------ Supplied records ------

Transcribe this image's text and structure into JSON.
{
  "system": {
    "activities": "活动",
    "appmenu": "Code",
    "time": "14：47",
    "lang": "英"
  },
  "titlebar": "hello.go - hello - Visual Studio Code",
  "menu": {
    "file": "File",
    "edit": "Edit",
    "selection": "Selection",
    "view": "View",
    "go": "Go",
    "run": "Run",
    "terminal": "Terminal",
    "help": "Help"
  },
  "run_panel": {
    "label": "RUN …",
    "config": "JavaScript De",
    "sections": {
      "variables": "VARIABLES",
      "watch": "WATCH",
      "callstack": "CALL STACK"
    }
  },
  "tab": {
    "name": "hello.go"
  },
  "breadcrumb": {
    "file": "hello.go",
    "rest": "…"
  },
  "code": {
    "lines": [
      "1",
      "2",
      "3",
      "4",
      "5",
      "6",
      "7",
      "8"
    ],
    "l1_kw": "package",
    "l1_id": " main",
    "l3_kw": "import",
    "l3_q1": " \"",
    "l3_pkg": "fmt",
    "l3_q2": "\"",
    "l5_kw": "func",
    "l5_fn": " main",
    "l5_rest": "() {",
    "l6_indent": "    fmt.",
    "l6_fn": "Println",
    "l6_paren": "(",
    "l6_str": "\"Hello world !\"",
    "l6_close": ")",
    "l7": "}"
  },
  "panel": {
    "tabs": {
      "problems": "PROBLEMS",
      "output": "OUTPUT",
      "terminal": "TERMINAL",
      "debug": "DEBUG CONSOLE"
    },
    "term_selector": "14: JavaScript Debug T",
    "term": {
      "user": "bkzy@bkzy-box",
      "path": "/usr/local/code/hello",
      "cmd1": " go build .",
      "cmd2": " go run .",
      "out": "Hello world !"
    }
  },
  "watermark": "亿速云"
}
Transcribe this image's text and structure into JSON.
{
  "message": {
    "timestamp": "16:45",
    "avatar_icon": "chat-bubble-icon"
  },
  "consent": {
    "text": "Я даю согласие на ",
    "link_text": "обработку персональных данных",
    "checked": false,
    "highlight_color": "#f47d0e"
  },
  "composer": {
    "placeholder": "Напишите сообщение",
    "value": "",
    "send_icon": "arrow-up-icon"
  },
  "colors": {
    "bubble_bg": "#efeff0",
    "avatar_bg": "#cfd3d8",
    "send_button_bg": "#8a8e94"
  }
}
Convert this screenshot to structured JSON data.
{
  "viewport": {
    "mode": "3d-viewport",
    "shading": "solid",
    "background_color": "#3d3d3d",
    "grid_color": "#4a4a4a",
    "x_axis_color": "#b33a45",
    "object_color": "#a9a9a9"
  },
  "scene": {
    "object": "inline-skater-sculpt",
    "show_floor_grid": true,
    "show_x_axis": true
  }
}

------

Go through the listing and copy all of it exactly.

Transcribe this image's text and structure into JSON.
{
  "system": {
    "activities": "活动",
    "appmenu": "Code",
    "time": "14：47",
    "lang": "英"
  },
  "titlebar": "hello.go - hello - Visual Studio Code",
  "menu": {
    "file": "File",
    "edit": "Edit",
    "selection": "Selection",
    "view": "View",
    "go": "Go",
    "run": "Run",
    "terminal": "Terminal",
    "help": "Help"
  },
  "run_panel": {
    "label": "RUN …",
    "config": "JavaScript De",
    "sections": {
      "variables": "VARIABLES",
      "watch": "WATCH",
      "callstack": "CALL STACK"
    }
  },
  "tab": {
    "name": "hello.go"
  },
  "breadcrumb": {
    "file": "hello.go",
    "rest": "…"
  },
  "code": {
    "lines": [
      "1",
      "2",
      "3",
      "4",
      "5",
      "6",
      "7",
      "8"
    ],
    "l1_kw": "package",
    "l1_id": " main",
    "l3_kw": "import",
    "l3_q1": " \"",
    "l3_pkg": "fmt",
    "l3_q2": "\"",
    "l5_kw": "func",
    "l5_fn": " main",
    "l5_rest": "() {",
    "l6_indent": "    fmt.",
    "l6_fn": "Println",
    "l6_paren": "(",
    "l6_str": "\"Hello world !\"",
    "l6_close": ")",
    "l7": "}"
  },
  "panel": {
    "tabs": {
      "problems": "PROBLEMS",
      "output": "OUTPUT",
      "terminal": "TERMINAL",
      "debug": "DEBUG CONSOLE"
    },
    "term_selector": "14: JavaScript Debug T",
    "term": {
      "user": "bkzy@bkzy-box",
      "path": "/usr/local/code/hello",
      "cmd1": " go build .",
      "cmd2": " go run .",
      "out": "Hello world !"
    }
  },
  "watermark": "亿速云"
}
Transcribe this image's text and structure into JSON.
{
  "message": {
    "timestamp": "16:45",
    "avatar_icon": "chat-bubble-icon"
  },
  "consent": {
    "text": "Я даю согласие на ",
    "link_text": "обработку персональных данных",
    "checked": false,
    "highlight_color": "#f47d0e"
  },
  "composer": {
    "placeholder": "Напишите сообщение",
    "value": "",
    "send_icon": "arrow-up-icon"
  },
  "colors": {
    "bubble_bg": "#efeff0",
    "avatar_bg": "#cfd3d8",
    "send_button_bg": "#8a8e94"
  }
}
Convert this screenshot to structured JSON data.
{
  "viewport": {
    "mode": "3d-viewport",
    "shading": "solid",
    "background_color": "#3d3d3d",
    "grid_color": "#4a4a4a",
    "x_axis_color": "#b33a45",
    "object_color": "#a9a9a9"
  },
  "scene": {
    "object": "inline-skater-sculpt",
    "show_floor_grid": true,
    "show_x_axis": true
  }
}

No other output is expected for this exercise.